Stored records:
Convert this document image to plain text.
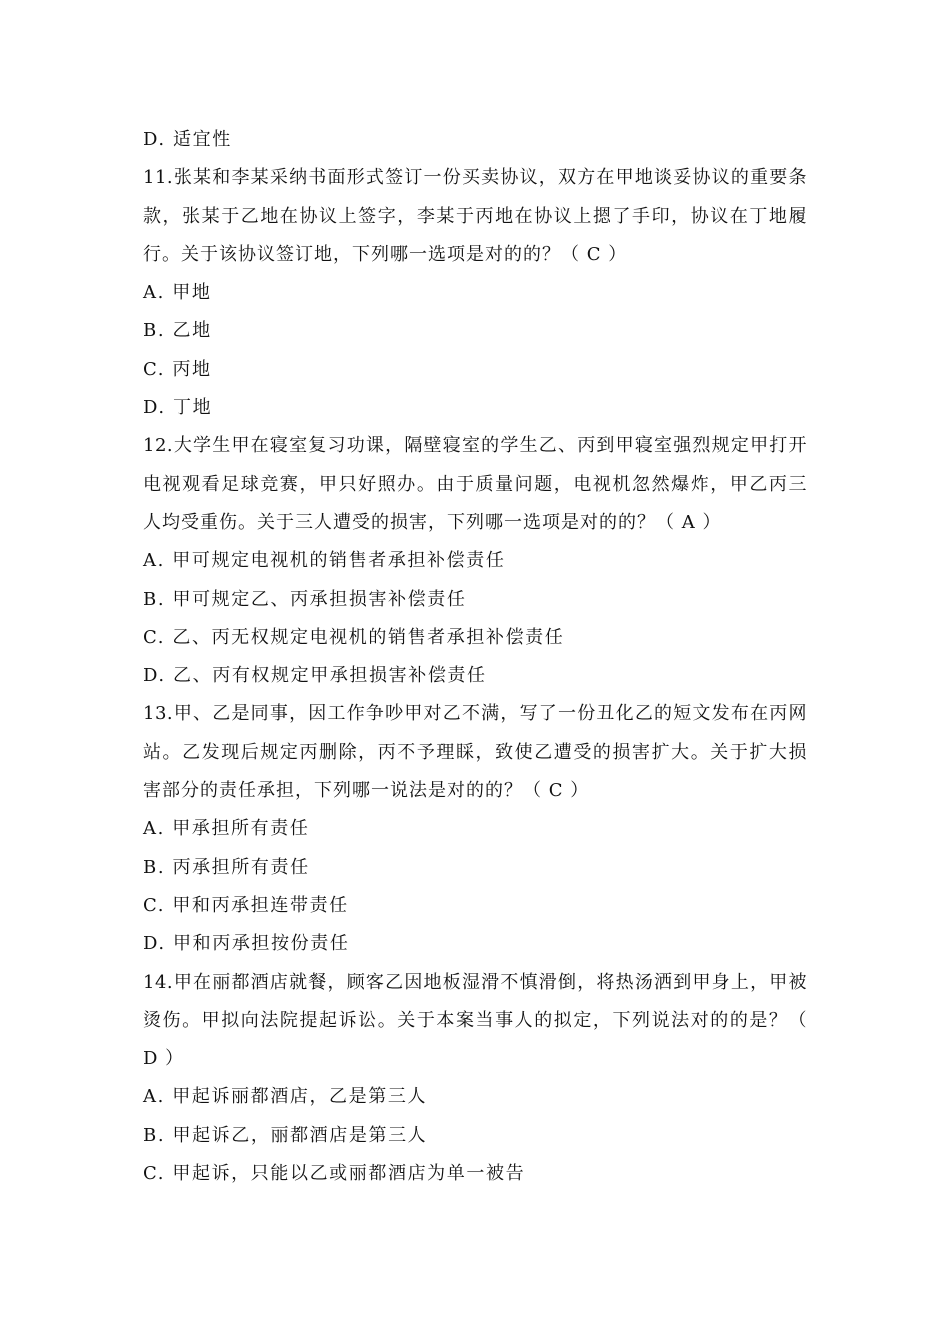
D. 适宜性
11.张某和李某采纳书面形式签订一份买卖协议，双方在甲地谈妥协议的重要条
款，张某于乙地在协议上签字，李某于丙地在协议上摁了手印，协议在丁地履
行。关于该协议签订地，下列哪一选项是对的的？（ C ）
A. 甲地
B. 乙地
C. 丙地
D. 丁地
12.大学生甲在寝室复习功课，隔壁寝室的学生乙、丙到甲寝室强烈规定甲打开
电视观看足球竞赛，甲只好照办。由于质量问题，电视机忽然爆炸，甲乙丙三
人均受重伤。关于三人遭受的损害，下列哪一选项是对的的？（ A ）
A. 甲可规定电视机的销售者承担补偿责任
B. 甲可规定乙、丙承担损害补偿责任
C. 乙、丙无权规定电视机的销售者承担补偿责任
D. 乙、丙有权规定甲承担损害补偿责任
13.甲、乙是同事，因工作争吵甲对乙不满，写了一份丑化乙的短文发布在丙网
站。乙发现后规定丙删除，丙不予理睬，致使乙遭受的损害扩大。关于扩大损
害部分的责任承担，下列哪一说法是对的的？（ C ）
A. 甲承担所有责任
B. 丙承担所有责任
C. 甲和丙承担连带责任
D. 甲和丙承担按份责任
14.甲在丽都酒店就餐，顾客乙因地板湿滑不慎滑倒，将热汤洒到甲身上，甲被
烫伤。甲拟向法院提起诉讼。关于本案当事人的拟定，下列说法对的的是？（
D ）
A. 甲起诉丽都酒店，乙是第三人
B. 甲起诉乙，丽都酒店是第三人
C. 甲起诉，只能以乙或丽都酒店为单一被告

Instructions to follow: Print out every entry above without changing a word, and leave out the pictures.

Answer to the task:
Convert this document image to plain text.
D. 适宜性
11.张某和李某采纳书面形式签订一份买卖协议，双方在甲地谈妥协议的重要条
款，张某于乙地在协议上签字，李某于丙地在协议上摁了手印，协议在丁地履
行。关于该协议签订地，下列哪一选项是对的的？（ C ）
A. 甲地
B. 乙地
C. 丙地
D. 丁地
12.大学生甲在寝室复习功课，隔壁寝室的学生乙、丙到甲寝室强烈规定甲打开
电视观看足球竞赛，甲只好照办。由于质量问题，电视机忽然爆炸，甲乙丙三
人均受重伤。关于三人遭受的损害，下列哪一选项是对的的？（ A ）
A. 甲可规定电视机的销售者承担补偿责任
B. 甲可规定乙、丙承担损害补偿责任
C. 乙、丙无权规定电视机的销售者承担补偿责任
D. 乙、丙有权规定甲承担损害补偿责任
13.甲、乙是同事，因工作争吵甲对乙不满，写了一份丑化乙的短文发布在丙网
站。乙发现后规定丙删除，丙不予理睬，致使乙遭受的损害扩大。关于扩大损
害部分的责任承担，下列哪一说法是对的的？（ C ）
A. 甲承担所有责任
B. 丙承担所有责任
C. 甲和丙承担连带责任
D. 甲和丙承担按份责任
14.甲在丽都酒店就餐，顾客乙因地板湿滑不慎滑倒，将热汤洒到甲身上，甲被
烫伤。甲拟向法院提起诉讼。关于本案当事人的拟定，下列说法对的的是？（
D ）
A. 甲起诉丽都酒店，乙是第三人
B. 甲起诉乙，丽都酒店是第三人
C. 甲起诉，只能以乙或丽都酒店为单一被告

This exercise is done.